— Start MATERIAL FOR THIS EXERCISE —

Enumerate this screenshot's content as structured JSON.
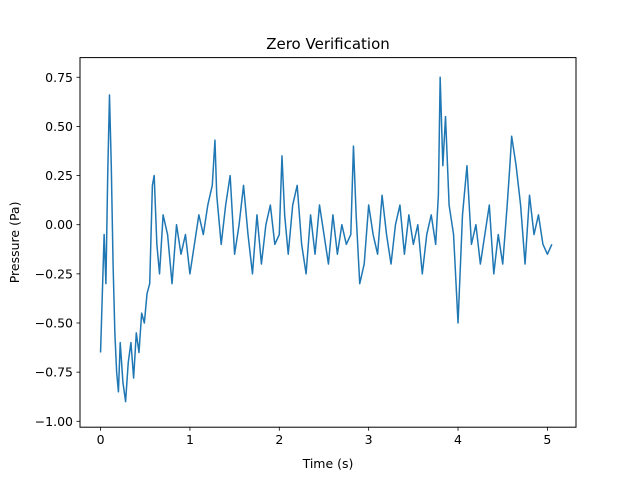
{
  "chart_data": {
    "type": "line",
    "title": "Zero Verification",
    "xlabel": "Time (s)",
    "ylabel": "Pressure (Pa)",
    "xlim": [
      -0.23,
      5.32
    ],
    "ylim": [
      -1.03,
      0.85
    ],
    "xticks": [
      0,
      1,
      2,
      3,
      4,
      5
    ],
    "xtick_labels": [
      "0",
      "1",
      "2",
      "3",
      "4",
      "5"
    ],
    "yticks": [
      -1.0,
      -0.75,
      -0.5,
      -0.25,
      0.0,
      0.25,
      0.5,
      0.75
    ],
    "ytick_labels": [
      "−1.00",
      "−0.75",
      "−0.50",
      "−0.25",
      "0.00",
      "0.25",
      "0.50",
      "0.75"
    ],
    "grid": false,
    "legend": "none",
    "color": "#1f77b4",
    "series": [
      {
        "x": [
          0.0,
          0.02,
          0.04,
          0.06,
          0.08,
          0.1,
          0.12,
          0.14,
          0.16,
          0.18,
          0.2,
          0.22,
          0.25,
          0.28,
          0.31,
          0.34,
          0.37,
          0.4,
          0.43,
          0.46,
          0.49,
          0.52,
          0.55,
          0.58,
          0.6,
          0.63,
          0.66,
          0.7,
          0.75,
          0.8,
          0.85,
          0.9,
          0.95,
          1.0,
          1.05,
          1.1,
          1.15,
          1.2,
          1.25,
          1.28,
          1.3,
          1.35,
          1.4,
          1.45,
          1.5,
          1.55,
          1.6,
          1.65,
          1.7,
          1.75,
          1.8,
          1.85,
          1.9,
          1.95,
          2.0,
          2.03,
          2.06,
          2.1,
          2.15,
          2.2,
          2.25,
          2.3,
          2.35,
          2.4,
          2.45,
          2.5,
          2.55,
          2.6,
          2.65,
          2.7,
          2.75,
          2.8,
          2.83,
          2.86,
          2.9,
          2.95,
          3.0,
          3.05,
          3.1,
          3.15,
          3.2,
          3.25,
          3.3,
          3.35,
          3.4,
          3.45,
          3.5,
          3.55,
          3.6,
          3.65,
          3.7,
          3.75,
          3.78,
          3.8,
          3.83,
          3.86,
          3.9,
          3.95,
          4.0,
          4.05,
          4.1,
          4.15,
          4.2,
          4.25,
          4.3,
          4.35,
          4.4,
          4.45,
          4.5,
          4.55,
          4.58,
          4.6,
          4.65,
          4.7,
          4.75,
          4.8,
          4.85,
          4.9,
          4.95,
          5.0,
          5.05
        ],
        "y": [
          -0.65,
          -0.35,
          -0.05,
          -0.3,
          0.25,
          0.66,
          0.3,
          -0.2,
          -0.55,
          -0.75,
          -0.85,
          -0.6,
          -0.8,
          -0.9,
          -0.7,
          -0.6,
          -0.78,
          -0.55,
          -0.65,
          -0.45,
          -0.5,
          -0.35,
          -0.3,
          0.2,
          0.25,
          -0.1,
          -0.25,
          0.05,
          -0.05,
          -0.3,
          0.0,
          -0.15,
          -0.05,
          -0.25,
          -0.1,
          0.05,
          -0.05,
          0.1,
          0.2,
          0.43,
          0.15,
          -0.1,
          0.1,
          0.25,
          -0.15,
          0.0,
          0.2,
          -0.05,
          -0.25,
          0.05,
          -0.2,
          0.0,
          0.1,
          -0.1,
          -0.05,
          0.35,
          0.05,
          -0.15,
          0.1,
          0.2,
          -0.1,
          -0.25,
          0.05,
          -0.15,
          0.1,
          -0.05,
          -0.2,
          0.05,
          -0.15,
          0.0,
          -0.1,
          -0.05,
          0.4,
          0.05,
          -0.3,
          -0.2,
          0.1,
          -0.05,
          -0.15,
          0.15,
          -0.05,
          -0.2,
          0.0,
          0.1,
          -0.15,
          0.05,
          -0.1,
          0.0,
          -0.25,
          -0.05,
          0.05,
          -0.1,
          0.15,
          0.75,
          0.3,
          0.55,
          0.1,
          -0.05,
          -0.5,
          0.05,
          0.3,
          -0.1,
          0.0,
          -0.2,
          -0.05,
          0.1,
          -0.25,
          -0.05,
          -0.2,
          0.1,
          0.3,
          0.45,
          0.3,
          0.1,
          -0.2,
          0.15,
          -0.05,
          0.05,
          -0.1,
          -0.15,
          -0.1
        ]
      }
    ]
  }
}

— End MATERIAL FOR THIS EXERCISE —

SET EXERCISE
Give the entries again word for word, but skip the pictures.

EXERCISE SOLUTION
Enumerate this screenshot's content as structured JSON.
{
  "chart_data": {
    "type": "line",
    "title": "Zero Verification",
    "xlabel": "Time (s)",
    "ylabel": "Pressure (Pa)",
    "xlim": [
      -0.23,
      5.32
    ],
    "ylim": [
      -1.03,
      0.85
    ],
    "xticks": [
      0,
      1,
      2,
      3,
      4,
      5
    ],
    "xtick_labels": [
      "0",
      "1",
      "2",
      "3",
      "4",
      "5"
    ],
    "yticks": [
      -1.0,
      -0.75,
      -0.5,
      -0.25,
      0.0,
      0.25,
      0.5,
      0.75
    ],
    "ytick_labels": [
      "−1.00",
      "−0.75",
      "−0.50",
      "−0.25",
      "0.00",
      "0.25",
      "0.50",
      "0.75"
    ],
    "grid": false,
    "legend": "none",
    "color": "#1f77b4",
    "series": [
      {
        "x": [
          0.0,
          0.02,
          0.04,
          0.06,
          0.08,
          0.1,
          0.12,
          0.14,
          0.16,
          0.18,
          0.2,
          0.22,
          0.25,
          0.28,
          0.31,
          0.34,
          0.37,
          0.4,
          0.43,
          0.46,
          0.49,
          0.52,
          0.55,
          0.58,
          0.6,
          0.63,
          0.66,
          0.7,
          0.75,
          0.8,
          0.85,
          0.9,
          0.95,
          1.0,
          1.05,
          1.1,
          1.15,
          1.2,
          1.25,
          1.28,
          1.3,
          1.35,
          1.4,
          1.45,
          1.5,
          1.55,
          1.6,
          1.65,
          1.7,
          1.75,
          1.8,
          1.85,
          1.9,
          1.95,
          2.0,
          2.03,
          2.06,
          2.1,
          2.15,
          2.2,
          2.25,
          2.3,
          2.35,
          2.4,
          2.45,
          2.5,
          2.55,
          2.6,
          2.65,
          2.7,
          2.75,
          2.8,
          2.83,
          2.86,
          2.9,
          2.95,
          3.0,
          3.05,
          3.1,
          3.15,
          3.2,
          3.25,
          3.3,
          3.35,
          3.4,
          3.45,
          3.5,
          3.55,
          3.6,
          3.65,
          3.7,
          3.75,
          3.78,
          3.8,
          3.83,
          3.86,
          3.9,
          3.95,
          4.0,
          4.05,
          4.1,
          4.15,
          4.2,
          4.25,
          4.3,
          4.35,
          4.4,
          4.45,
          4.5,
          4.55,
          4.58,
          4.6,
          4.65,
          4.7,
          4.75,
          4.8,
          4.85,
          4.9,
          4.95,
          5.0,
          5.05
        ],
        "y": [
          -0.65,
          -0.35,
          -0.05,
          -0.3,
          0.25,
          0.66,
          0.3,
          -0.2,
          -0.55,
          -0.75,
          -0.85,
          -0.6,
          -0.8,
          -0.9,
          -0.7,
          -0.6,
          -0.78,
          -0.55,
          -0.65,
          -0.45,
          -0.5,
          -0.35,
          -0.3,
          0.2,
          0.25,
          -0.1,
          -0.25,
          0.05,
          -0.05,
          -0.3,
          0.0,
          -0.15,
          -0.05,
          -0.25,
          -0.1,
          0.05,
          -0.05,
          0.1,
          0.2,
          0.43,
          0.15,
          -0.1,
          0.1,
          0.25,
          -0.15,
          0.0,
          0.2,
          -0.05,
          -0.25,
          0.05,
          -0.2,
          0.0,
          0.1,
          -0.1,
          -0.05,
          0.35,
          0.05,
          -0.15,
          0.1,
          0.2,
          -0.1,
          -0.25,
          0.05,
          -0.15,
          0.1,
          -0.05,
          -0.2,
          0.05,
          -0.15,
          0.0,
          -0.1,
          -0.05,
          0.4,
          0.05,
          -0.3,
          -0.2,
          0.1,
          -0.05,
          -0.15,
          0.15,
          -0.05,
          -0.2,
          0.0,
          0.1,
          -0.15,
          0.05,
          -0.1,
          0.0,
          -0.25,
          -0.05,
          0.05,
          -0.1,
          0.15,
          0.75,
          0.3,
          0.55,
          0.1,
          -0.05,
          -0.5,
          0.05,
          0.3,
          -0.1,
          0.0,
          -0.2,
          -0.05,
          0.1,
          -0.25,
          -0.05,
          -0.2,
          0.1,
          0.3,
          0.45,
          0.3,
          0.1,
          -0.2,
          0.15,
          -0.05,
          0.05,
          -0.1,
          -0.15,
          -0.1
        ]
      }
    ]
  }
}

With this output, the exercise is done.